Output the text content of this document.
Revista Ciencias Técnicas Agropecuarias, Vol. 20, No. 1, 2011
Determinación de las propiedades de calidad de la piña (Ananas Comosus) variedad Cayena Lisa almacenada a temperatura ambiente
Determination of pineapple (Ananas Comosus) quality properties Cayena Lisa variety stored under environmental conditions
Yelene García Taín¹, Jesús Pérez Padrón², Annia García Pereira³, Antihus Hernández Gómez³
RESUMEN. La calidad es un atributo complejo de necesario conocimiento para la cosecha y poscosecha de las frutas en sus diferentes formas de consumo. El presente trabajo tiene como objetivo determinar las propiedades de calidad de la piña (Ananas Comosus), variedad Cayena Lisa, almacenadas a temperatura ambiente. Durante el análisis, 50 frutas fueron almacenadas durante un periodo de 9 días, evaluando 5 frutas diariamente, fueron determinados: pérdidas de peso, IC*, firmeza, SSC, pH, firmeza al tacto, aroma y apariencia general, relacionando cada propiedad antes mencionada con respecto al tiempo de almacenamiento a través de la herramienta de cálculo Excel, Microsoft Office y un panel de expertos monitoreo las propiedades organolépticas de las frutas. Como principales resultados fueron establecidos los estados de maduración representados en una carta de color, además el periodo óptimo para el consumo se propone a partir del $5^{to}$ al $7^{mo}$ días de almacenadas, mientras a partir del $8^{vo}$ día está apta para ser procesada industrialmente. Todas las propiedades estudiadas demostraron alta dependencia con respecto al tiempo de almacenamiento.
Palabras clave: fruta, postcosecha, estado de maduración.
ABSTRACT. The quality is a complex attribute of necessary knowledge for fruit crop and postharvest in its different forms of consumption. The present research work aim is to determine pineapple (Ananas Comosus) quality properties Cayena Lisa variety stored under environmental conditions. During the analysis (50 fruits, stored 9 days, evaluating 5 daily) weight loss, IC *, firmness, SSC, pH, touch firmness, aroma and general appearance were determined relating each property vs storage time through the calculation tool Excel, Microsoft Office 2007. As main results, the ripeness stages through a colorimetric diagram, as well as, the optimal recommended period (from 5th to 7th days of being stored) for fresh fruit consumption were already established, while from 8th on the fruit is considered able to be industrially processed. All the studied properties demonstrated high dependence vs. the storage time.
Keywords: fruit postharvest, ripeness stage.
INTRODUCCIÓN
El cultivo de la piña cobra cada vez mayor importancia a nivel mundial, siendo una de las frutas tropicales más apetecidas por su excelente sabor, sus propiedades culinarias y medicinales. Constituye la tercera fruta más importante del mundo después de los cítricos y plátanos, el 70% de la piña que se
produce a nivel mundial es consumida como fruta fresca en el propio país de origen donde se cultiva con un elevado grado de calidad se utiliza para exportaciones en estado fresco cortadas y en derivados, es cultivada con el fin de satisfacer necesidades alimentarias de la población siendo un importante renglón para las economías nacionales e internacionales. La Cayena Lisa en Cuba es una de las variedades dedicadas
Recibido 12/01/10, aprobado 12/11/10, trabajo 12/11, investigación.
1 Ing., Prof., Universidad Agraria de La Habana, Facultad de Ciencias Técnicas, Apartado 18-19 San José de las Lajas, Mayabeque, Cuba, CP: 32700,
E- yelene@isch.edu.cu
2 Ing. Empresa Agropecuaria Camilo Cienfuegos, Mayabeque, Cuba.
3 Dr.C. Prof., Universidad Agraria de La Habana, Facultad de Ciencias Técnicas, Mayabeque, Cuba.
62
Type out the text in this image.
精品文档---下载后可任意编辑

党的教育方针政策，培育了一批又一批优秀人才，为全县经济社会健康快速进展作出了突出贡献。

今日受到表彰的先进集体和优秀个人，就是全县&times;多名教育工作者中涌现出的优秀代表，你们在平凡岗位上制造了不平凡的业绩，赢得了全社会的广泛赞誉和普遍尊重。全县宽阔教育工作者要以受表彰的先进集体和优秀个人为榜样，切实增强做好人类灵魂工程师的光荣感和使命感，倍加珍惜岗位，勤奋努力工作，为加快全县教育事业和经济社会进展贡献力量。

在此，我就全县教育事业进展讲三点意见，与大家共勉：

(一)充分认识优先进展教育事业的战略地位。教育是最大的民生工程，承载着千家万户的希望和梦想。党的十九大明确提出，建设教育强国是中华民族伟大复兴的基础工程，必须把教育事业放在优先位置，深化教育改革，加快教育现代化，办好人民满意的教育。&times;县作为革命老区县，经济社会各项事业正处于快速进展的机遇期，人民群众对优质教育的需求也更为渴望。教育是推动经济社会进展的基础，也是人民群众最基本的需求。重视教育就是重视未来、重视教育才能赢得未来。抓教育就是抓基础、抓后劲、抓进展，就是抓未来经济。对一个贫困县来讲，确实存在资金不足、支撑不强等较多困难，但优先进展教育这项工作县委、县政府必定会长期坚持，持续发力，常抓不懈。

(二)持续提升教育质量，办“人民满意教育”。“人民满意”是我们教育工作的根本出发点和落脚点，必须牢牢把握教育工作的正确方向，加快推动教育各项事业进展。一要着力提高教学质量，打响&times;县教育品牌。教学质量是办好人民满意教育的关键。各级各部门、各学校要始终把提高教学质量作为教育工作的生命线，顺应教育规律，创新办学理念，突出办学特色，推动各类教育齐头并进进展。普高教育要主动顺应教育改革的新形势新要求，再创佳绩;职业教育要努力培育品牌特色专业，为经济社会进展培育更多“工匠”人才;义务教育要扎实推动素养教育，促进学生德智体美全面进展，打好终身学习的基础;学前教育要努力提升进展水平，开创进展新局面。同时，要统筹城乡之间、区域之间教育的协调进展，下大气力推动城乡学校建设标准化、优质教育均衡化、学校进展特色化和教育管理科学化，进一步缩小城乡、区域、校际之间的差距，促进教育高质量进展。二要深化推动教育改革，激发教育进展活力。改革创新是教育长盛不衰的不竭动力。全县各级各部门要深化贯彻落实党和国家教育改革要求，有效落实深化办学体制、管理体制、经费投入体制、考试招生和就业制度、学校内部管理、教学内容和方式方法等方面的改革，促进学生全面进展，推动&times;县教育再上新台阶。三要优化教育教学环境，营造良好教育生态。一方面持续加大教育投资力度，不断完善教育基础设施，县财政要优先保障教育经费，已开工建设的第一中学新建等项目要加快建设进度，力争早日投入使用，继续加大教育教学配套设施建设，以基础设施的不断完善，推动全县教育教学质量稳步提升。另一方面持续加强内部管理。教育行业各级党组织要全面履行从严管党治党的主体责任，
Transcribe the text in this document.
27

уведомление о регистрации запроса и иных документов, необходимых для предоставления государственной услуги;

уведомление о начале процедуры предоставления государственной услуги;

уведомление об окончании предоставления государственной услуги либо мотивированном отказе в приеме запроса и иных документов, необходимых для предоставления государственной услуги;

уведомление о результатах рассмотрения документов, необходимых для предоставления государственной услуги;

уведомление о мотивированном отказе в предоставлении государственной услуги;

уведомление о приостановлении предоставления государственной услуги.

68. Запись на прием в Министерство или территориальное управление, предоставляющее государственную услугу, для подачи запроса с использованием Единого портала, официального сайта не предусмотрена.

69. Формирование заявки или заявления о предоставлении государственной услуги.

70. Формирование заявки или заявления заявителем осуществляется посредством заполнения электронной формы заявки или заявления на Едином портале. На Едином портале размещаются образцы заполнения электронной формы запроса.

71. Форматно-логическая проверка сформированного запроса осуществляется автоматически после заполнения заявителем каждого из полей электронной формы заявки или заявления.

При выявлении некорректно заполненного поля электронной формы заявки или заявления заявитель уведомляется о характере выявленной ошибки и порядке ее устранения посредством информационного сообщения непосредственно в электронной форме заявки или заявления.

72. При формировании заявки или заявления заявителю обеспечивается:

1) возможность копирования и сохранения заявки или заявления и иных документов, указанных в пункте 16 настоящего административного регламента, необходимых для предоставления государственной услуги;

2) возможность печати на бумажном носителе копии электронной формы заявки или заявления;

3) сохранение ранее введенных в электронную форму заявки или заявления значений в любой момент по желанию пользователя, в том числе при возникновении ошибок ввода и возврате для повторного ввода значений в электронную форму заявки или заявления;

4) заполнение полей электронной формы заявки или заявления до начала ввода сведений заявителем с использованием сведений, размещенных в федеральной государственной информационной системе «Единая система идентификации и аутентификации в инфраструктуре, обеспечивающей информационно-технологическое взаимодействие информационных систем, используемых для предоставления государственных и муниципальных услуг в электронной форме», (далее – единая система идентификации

• • • • • • •

Directions for this task
Lines from the records above that hold "запроса" are the ones to list.

Completed task
уведомление о регистрации запроса и иных документов, необходимых для предоставления государственной услуги;
уведомление об окончании предоставления государственной услуги либо мотивированном отказе в приеме запроса и иных документов, необходимых для предоставления государственной услуги;
68. Запись на прием в Министерство или территориальное управление, предоставляющее государственную услугу, для подачи запроса с использованием Единого портала, официального сайта не предусмотрена.
70. Формирование заявки или заявления заявителем осуществляется посредством заполнения электронной формы заявки или заявления на Едином портале. На Едином портале размещаются образцы заполнения электронной формы запроса.
71. Форматно-логическая проверка сформированного запроса осуществляется автоматически после заполнения заявителем каждого из полей электронной формы заявки или заявления.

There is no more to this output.